[Data entries]
+ + + + + + +

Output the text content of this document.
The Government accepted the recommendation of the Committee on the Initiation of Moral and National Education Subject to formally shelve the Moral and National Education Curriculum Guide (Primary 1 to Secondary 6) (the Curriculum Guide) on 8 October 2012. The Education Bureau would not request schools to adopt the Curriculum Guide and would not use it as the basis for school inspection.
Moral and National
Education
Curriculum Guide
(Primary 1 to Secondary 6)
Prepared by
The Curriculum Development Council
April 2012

+ + + + + + +

YOUR INSTRUCTIONS: Each entry must be reproduced verbatim.

EXPECTED ANSWER:
Output the text content of this document.
The Government accepted the recommendation of the Committee on the Initiation of Moral and National Education Subject to formally shelve the Moral and National Education Curriculum Guide (Primary 1 to Secondary 6) (the Curriculum Guide) on 8 October 2012. The Education Bureau would not request schools to adopt the Curriculum Guide and would not use it as the basis for school inspection.
Moral and National
Education
Curriculum Guide
(Primary 1 to Secondary 6)
Prepared by
The Curriculum Development Council
April 2012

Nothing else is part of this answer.